Records about charts and figures

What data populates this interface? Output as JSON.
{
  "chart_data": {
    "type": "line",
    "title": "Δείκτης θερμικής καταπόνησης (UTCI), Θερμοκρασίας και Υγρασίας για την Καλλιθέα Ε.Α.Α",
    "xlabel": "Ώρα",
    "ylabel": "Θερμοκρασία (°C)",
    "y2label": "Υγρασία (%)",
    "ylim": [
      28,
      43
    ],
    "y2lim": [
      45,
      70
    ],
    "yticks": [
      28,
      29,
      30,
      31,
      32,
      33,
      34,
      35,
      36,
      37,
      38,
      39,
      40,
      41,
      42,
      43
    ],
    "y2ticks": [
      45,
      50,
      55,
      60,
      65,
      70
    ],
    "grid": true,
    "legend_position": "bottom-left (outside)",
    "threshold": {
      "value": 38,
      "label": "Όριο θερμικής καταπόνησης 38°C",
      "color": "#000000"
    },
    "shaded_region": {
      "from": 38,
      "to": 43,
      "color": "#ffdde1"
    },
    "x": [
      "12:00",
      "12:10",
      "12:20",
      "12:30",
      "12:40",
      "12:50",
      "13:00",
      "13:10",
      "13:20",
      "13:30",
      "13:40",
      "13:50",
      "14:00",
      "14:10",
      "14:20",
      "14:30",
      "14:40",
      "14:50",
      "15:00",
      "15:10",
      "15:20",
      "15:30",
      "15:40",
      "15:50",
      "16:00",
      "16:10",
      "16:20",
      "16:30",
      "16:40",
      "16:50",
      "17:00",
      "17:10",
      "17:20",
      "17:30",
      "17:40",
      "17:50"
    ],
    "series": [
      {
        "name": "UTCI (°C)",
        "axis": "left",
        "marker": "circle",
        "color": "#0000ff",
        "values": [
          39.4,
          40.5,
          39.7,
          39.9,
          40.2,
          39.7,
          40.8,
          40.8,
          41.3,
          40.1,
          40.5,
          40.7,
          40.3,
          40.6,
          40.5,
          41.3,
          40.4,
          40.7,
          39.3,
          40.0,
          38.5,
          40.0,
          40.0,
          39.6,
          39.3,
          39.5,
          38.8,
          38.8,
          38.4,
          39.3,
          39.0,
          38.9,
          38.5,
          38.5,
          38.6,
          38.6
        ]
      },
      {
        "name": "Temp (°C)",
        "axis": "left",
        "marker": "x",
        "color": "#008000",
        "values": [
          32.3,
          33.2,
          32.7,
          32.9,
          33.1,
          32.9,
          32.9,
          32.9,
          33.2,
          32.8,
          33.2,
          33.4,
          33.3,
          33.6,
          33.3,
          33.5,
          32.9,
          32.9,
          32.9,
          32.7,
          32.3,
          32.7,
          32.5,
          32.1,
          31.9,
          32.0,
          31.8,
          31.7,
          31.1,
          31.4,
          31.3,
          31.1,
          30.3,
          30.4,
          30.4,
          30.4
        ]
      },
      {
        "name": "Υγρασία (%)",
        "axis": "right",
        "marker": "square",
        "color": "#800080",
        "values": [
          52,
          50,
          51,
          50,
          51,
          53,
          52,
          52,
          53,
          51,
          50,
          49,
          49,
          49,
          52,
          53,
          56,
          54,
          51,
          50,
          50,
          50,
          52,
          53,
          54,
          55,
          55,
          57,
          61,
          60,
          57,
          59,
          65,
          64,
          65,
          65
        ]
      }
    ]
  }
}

--

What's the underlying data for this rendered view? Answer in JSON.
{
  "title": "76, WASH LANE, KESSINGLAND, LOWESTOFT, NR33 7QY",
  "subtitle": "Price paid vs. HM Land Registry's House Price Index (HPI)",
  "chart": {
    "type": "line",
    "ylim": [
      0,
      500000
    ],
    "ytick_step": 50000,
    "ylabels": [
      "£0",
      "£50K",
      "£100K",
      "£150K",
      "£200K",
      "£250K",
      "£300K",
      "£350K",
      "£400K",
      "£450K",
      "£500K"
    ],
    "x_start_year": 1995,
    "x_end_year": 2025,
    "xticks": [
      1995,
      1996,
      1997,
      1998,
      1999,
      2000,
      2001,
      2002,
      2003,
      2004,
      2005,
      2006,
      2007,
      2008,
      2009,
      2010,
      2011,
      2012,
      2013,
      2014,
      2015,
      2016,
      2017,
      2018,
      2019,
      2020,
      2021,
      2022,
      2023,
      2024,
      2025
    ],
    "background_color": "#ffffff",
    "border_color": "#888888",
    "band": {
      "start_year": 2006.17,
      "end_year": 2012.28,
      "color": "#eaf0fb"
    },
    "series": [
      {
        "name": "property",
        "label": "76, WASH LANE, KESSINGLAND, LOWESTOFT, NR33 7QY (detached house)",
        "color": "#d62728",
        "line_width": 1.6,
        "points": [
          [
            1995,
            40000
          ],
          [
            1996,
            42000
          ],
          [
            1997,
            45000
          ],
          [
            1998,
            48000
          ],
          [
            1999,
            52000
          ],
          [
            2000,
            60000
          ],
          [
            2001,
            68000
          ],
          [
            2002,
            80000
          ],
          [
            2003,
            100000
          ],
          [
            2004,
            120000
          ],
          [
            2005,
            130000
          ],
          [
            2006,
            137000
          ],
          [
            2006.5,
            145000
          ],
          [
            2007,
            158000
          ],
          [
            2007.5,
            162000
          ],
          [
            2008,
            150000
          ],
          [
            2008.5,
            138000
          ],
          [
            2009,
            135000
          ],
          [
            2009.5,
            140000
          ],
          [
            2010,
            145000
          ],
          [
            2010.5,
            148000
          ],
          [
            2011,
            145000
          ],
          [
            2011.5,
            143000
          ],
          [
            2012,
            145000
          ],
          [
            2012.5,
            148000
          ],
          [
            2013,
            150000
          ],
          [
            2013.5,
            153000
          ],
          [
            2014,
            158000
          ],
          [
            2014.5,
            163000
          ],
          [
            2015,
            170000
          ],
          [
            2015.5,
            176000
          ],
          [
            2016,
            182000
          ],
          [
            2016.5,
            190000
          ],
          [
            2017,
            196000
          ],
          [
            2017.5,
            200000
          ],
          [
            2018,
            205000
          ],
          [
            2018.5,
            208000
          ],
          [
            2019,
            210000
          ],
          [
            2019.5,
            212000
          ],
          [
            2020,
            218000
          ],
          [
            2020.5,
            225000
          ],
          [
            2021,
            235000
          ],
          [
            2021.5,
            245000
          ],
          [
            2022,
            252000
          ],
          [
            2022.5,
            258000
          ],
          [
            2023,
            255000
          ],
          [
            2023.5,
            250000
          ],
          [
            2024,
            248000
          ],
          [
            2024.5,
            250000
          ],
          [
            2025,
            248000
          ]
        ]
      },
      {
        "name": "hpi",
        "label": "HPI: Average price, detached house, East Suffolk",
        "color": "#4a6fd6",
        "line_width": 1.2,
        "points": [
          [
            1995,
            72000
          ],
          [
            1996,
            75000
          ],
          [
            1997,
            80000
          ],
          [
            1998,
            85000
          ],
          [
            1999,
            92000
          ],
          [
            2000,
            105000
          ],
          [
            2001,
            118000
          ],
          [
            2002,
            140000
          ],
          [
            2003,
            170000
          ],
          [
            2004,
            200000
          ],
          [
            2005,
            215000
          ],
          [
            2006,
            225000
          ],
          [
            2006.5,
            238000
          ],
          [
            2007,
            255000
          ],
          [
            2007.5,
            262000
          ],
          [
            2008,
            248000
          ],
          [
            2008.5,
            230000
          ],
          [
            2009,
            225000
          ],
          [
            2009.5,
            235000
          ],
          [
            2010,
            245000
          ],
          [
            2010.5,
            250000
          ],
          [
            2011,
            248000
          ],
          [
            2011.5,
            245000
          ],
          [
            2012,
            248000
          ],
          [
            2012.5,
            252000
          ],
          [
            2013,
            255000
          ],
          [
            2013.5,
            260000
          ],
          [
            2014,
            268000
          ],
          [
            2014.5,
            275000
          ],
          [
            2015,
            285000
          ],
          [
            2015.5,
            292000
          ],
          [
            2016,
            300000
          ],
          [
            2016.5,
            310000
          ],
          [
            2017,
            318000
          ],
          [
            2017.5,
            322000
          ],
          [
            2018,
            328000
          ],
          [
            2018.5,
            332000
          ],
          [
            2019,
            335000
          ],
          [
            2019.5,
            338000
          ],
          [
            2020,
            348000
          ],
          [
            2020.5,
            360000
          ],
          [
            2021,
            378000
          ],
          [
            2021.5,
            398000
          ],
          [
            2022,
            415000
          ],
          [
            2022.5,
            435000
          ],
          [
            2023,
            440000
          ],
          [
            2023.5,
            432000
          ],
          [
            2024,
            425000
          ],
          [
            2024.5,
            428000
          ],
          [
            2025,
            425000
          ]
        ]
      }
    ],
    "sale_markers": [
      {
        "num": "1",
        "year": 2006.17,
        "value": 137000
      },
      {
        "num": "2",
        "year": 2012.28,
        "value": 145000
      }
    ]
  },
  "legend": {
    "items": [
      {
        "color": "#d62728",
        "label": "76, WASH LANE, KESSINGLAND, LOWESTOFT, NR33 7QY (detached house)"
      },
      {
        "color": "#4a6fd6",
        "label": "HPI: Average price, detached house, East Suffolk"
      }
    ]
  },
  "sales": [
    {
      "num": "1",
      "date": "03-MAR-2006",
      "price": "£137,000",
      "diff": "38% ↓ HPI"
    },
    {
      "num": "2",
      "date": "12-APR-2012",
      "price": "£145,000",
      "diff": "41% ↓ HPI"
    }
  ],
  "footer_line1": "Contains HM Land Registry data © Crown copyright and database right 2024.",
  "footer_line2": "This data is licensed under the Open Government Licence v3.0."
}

● **Objective**
Say how many lines of the material contain the word "WASH", with no other text.

● **Worked answer**
3